[Collection entries]
════════════════════
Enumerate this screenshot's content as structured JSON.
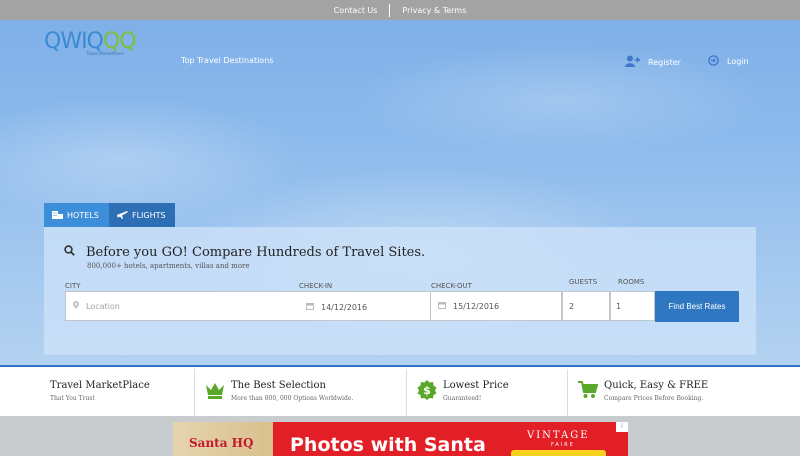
{
  "topbar": {
    "contact_label": "Contact Us",
    "privacy_label": "Privacy & Terms"
  },
  "header": {
    "logo_text": "QWIQQQ",
    "logo_tagline": "Travel MarketPlace",
    "nav_destinations": "Top Travel Destinations",
    "register_label": "Register",
    "login_label": "Login"
  },
  "search": {
    "tabs": [
      {
        "label": "HOTELS",
        "icon": "hotel-icon",
        "active": true
      },
      {
        "label": "FLIGHTS",
        "icon": "plane-icon",
        "active": false
      }
    ],
    "title": "Before you GO! Compare Hundreds of Travel Sites.",
    "subtitle": "800,000+ hotels, apartments, villas and more",
    "city_label": "CITY",
    "city_placeholder": "Location",
    "checkin_label": "CHECK-IN",
    "checkin_value": "14/12/2016",
    "checkout_label": "CHECK-OUT",
    "checkout_value": "15/12/2016",
    "guests_label": "GUESTS",
    "guests_value": "2",
    "rooms_label": "ROOMS",
    "rooms_value": "1",
    "submit_label": "Find Best Rates"
  },
  "features": [
    {
      "title": "Travel MarketPlace",
      "subtitle": "That You Trust",
      "icon": null
    },
    {
      "title": "The Best Selection",
      "subtitle": "More than 800, 000 Options Worldwide.",
      "icon": "crown-icon"
    },
    {
      "title": "Lowest Price",
      "subtitle": "Guaranteed!",
      "icon": "dollar-badge-icon"
    },
    {
      "title": "Quick, Easy & FREE",
      "subtitle": "Compare Prices Before Booking.",
      "icon": "cart-icon"
    }
  ],
  "ad": {
    "logo_text": "Santa HQ",
    "headline": "Photos with Santa",
    "brand": "VINTAGE",
    "brand_sub": "FAIRE",
    "choices_label": "i"
  },
  "colors": {
    "topbar": "#a3a3a3",
    "accent_blue": "#2f78c1",
    "tab_active": "#3d8ed8",
    "icon_green": "#5aa82a",
    "ad_red": "#e21f26"
  }
}
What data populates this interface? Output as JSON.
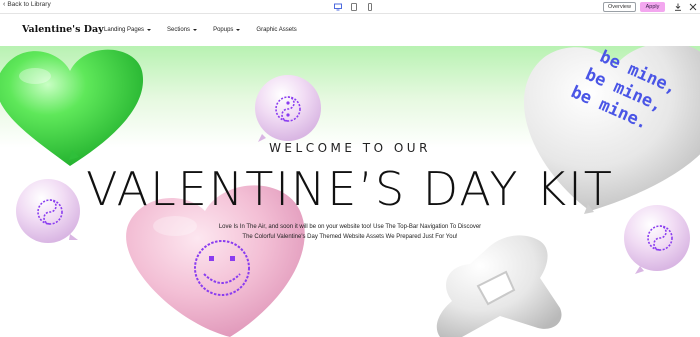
{
  "toolbar": {
    "back_label": "Back to Library",
    "overview_label": "Overview",
    "apply_label": "Apply",
    "device_icons": [
      "desktop-icon",
      "tablet-icon",
      "mobile-icon"
    ],
    "apply_color": "#f3a7ef"
  },
  "site": {
    "logo": "Valentine's Day",
    "nav": [
      {
        "label": "Landing Pages",
        "dropdown": true
      },
      {
        "label": "Sections",
        "dropdown": true
      },
      {
        "label": "Popups",
        "dropdown": true
      },
      {
        "label": "Graphic Assets",
        "dropdown": false
      }
    ]
  },
  "hero": {
    "eyebrow": "WELCOME TO OUR",
    "title": "VALENTINE’S DAY KIT",
    "intro": "Love Is In The Air, and soon it will be on your website too! Use The Top-Bar Navigation To Discover The Colorful Valentine's Day Themed Website Assets We Prepared Just For You!",
    "balloon_text": [
      "be mine,",
      "be mine,",
      "be mine."
    ],
    "colors": {
      "green": "#3fd94a",
      "pink": "#f2b6cf",
      "lilac": "#e9d3ee",
      "pixel": "#8a3cf0",
      "silver": "#e6e6e6",
      "text_blue": "#4a55e6"
    }
  }
}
════════════════════
- Task objective -
Search the entries for "subtitle" and copy out each line that has it.

- Correct output -
    "subtitle": "800,000+ hotels, apartments, villas and more",
      "subtitle": "That You Trust",
      "subtitle": "More than 800, 000 Options Worldwide.",
      "subtitle": "Guaranteed!",
      "subtitle": "Compare Prices Before Booking.",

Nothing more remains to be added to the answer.